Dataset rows
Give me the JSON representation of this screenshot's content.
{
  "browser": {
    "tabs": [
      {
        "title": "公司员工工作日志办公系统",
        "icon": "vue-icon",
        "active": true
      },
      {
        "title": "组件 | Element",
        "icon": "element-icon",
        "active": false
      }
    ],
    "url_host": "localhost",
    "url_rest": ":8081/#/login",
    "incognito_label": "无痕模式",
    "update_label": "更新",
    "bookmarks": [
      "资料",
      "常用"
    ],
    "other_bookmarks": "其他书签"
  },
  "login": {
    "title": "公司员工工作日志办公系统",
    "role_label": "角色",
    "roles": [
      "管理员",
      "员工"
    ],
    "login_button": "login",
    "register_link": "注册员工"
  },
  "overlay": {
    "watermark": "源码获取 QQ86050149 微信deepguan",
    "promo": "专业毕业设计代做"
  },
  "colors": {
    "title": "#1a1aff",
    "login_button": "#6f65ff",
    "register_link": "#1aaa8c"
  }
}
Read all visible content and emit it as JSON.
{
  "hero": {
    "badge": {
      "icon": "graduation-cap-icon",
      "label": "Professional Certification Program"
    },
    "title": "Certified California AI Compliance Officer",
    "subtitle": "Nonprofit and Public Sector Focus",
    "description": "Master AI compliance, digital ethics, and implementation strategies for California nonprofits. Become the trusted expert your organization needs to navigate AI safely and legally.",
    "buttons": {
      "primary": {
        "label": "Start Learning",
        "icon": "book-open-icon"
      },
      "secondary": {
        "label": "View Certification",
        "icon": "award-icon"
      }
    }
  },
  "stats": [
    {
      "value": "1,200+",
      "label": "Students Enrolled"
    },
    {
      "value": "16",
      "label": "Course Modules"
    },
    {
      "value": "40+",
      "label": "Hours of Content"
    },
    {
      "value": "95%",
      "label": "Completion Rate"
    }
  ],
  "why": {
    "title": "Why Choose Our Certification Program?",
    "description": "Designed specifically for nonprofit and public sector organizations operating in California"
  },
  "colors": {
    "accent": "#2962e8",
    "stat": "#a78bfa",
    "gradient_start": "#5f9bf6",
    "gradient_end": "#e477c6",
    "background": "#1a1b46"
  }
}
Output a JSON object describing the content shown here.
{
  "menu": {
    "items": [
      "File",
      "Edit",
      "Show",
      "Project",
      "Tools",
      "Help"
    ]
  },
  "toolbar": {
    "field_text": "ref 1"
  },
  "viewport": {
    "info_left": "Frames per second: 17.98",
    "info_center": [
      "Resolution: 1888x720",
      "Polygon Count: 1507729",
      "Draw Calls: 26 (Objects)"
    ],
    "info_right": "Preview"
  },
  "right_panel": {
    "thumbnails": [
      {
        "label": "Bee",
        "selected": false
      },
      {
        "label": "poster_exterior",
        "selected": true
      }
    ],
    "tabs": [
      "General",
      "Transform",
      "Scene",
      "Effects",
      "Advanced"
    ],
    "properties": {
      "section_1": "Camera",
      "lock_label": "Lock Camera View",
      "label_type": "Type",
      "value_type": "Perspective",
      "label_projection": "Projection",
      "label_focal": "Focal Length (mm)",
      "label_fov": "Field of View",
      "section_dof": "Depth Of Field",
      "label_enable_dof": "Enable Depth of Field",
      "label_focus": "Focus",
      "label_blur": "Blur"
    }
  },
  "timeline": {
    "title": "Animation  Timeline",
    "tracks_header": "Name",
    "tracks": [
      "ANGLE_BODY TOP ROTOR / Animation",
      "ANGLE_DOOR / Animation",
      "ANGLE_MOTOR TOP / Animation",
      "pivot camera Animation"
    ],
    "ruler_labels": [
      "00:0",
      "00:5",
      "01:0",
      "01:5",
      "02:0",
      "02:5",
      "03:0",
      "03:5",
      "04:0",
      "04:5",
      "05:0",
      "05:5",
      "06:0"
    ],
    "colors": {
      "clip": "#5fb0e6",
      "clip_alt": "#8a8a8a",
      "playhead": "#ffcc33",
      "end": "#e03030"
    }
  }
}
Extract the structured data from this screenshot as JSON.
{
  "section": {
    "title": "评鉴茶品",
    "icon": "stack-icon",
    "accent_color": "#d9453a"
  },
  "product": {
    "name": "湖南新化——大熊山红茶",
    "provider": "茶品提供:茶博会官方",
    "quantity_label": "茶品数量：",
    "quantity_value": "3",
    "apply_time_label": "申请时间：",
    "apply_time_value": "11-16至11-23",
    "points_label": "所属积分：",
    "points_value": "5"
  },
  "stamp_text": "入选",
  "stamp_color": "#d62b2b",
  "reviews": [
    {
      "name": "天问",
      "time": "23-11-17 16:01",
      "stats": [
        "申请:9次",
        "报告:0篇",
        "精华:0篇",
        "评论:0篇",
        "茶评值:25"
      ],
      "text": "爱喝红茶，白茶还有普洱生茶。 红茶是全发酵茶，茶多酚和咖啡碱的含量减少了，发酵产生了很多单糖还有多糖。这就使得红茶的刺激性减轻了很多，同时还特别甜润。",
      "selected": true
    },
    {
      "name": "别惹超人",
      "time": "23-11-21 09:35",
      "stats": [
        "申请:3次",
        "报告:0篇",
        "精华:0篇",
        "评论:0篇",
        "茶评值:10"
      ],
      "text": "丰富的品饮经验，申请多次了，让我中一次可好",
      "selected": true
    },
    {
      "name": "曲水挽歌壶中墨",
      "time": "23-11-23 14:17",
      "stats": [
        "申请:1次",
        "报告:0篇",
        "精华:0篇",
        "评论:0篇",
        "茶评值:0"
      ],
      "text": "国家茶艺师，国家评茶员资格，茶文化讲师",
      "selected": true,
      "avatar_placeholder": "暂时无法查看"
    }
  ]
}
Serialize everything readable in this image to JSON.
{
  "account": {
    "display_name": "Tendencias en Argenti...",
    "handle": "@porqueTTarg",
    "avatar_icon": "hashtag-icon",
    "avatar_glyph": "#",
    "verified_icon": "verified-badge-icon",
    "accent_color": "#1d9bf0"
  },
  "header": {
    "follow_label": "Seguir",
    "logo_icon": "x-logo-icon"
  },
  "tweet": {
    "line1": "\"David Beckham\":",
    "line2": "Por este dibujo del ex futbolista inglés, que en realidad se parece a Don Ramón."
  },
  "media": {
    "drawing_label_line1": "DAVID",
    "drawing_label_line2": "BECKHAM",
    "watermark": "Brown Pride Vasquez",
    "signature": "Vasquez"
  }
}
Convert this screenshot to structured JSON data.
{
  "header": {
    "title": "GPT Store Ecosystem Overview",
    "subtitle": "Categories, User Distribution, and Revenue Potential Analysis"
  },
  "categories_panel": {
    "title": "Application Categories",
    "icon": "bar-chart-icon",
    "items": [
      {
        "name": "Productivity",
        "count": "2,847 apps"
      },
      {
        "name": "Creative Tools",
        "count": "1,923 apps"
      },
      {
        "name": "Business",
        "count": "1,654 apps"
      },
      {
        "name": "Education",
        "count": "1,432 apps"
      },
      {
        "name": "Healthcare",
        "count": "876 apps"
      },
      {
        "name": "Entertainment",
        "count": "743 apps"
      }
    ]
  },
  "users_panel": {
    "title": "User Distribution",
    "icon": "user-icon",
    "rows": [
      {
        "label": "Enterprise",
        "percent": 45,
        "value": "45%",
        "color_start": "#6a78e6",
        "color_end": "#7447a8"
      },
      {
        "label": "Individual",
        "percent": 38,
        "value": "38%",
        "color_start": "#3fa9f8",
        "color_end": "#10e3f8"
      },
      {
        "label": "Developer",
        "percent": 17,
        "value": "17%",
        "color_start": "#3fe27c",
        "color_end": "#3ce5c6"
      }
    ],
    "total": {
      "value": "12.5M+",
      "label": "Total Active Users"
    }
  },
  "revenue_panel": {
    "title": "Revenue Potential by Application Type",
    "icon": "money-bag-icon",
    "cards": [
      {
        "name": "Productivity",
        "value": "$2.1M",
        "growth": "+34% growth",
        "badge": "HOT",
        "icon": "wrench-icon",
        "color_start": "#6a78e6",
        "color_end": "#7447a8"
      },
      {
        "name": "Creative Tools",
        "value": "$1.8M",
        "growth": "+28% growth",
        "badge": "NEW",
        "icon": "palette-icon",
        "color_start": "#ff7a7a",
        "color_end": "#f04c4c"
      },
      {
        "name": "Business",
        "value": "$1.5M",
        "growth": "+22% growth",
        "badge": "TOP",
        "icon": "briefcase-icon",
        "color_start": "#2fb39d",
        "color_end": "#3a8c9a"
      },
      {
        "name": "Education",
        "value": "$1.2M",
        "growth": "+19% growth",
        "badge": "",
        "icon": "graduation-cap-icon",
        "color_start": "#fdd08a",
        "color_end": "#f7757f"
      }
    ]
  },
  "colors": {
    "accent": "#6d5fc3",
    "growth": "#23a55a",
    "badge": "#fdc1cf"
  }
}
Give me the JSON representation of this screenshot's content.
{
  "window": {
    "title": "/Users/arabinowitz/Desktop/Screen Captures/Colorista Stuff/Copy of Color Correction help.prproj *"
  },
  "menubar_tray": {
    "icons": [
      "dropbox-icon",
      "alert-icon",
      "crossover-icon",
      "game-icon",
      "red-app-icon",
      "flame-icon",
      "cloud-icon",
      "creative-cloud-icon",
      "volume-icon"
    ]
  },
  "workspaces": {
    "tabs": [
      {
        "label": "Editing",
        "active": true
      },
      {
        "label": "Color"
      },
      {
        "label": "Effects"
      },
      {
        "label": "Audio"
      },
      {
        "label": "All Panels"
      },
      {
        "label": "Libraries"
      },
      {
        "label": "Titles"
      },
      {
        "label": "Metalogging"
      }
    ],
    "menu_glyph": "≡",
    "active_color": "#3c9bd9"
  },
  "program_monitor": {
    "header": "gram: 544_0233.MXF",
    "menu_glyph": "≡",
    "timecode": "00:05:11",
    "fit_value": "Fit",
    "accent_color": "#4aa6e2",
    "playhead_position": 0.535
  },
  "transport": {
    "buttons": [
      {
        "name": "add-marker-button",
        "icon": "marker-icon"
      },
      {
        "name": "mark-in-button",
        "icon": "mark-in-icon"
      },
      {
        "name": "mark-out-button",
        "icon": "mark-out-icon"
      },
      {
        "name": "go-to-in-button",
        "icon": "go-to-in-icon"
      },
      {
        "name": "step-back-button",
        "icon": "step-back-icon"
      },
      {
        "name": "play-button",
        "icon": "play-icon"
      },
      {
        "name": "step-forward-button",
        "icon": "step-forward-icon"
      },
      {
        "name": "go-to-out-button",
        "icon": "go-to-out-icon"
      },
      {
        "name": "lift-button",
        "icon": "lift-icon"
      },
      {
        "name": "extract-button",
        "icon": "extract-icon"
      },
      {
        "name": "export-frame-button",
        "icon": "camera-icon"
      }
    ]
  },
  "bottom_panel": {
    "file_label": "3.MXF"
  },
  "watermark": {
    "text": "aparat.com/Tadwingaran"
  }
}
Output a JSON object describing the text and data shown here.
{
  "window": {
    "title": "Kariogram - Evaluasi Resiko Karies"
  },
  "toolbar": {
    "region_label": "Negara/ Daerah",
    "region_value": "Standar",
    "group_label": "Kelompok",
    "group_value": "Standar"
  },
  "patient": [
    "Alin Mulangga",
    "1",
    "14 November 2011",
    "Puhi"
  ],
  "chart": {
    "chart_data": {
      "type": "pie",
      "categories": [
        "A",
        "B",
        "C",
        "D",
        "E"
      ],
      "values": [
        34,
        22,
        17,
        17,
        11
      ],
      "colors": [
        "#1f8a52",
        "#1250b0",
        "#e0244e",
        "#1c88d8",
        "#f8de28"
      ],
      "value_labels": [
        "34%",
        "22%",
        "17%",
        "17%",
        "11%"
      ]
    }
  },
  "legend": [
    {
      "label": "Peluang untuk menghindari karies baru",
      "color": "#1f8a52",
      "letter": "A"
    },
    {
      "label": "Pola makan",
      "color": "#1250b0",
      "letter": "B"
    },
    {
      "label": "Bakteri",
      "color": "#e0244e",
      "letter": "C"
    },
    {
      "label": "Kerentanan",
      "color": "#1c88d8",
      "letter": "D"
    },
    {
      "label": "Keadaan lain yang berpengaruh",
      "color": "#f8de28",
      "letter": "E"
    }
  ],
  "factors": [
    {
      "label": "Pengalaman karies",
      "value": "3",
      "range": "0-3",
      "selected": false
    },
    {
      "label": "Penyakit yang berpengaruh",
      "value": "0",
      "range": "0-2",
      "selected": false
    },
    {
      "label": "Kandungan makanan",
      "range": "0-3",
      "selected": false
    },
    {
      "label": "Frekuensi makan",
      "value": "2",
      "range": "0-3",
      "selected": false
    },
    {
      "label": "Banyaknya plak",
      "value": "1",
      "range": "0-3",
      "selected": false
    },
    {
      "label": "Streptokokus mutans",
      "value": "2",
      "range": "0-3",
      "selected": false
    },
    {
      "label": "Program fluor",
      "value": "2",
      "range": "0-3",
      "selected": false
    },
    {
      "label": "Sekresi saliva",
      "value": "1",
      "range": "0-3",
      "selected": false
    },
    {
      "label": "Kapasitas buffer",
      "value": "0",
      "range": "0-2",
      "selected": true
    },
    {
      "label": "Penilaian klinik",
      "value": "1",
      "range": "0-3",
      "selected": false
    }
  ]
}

(Exercise description):
Collect the lines of the data that carry the word "公司员工工作日志办公系统".

(Written reply):
        "title": "公司员工工作日志办公系统",
    "title": "公司员工工作日志办公系统",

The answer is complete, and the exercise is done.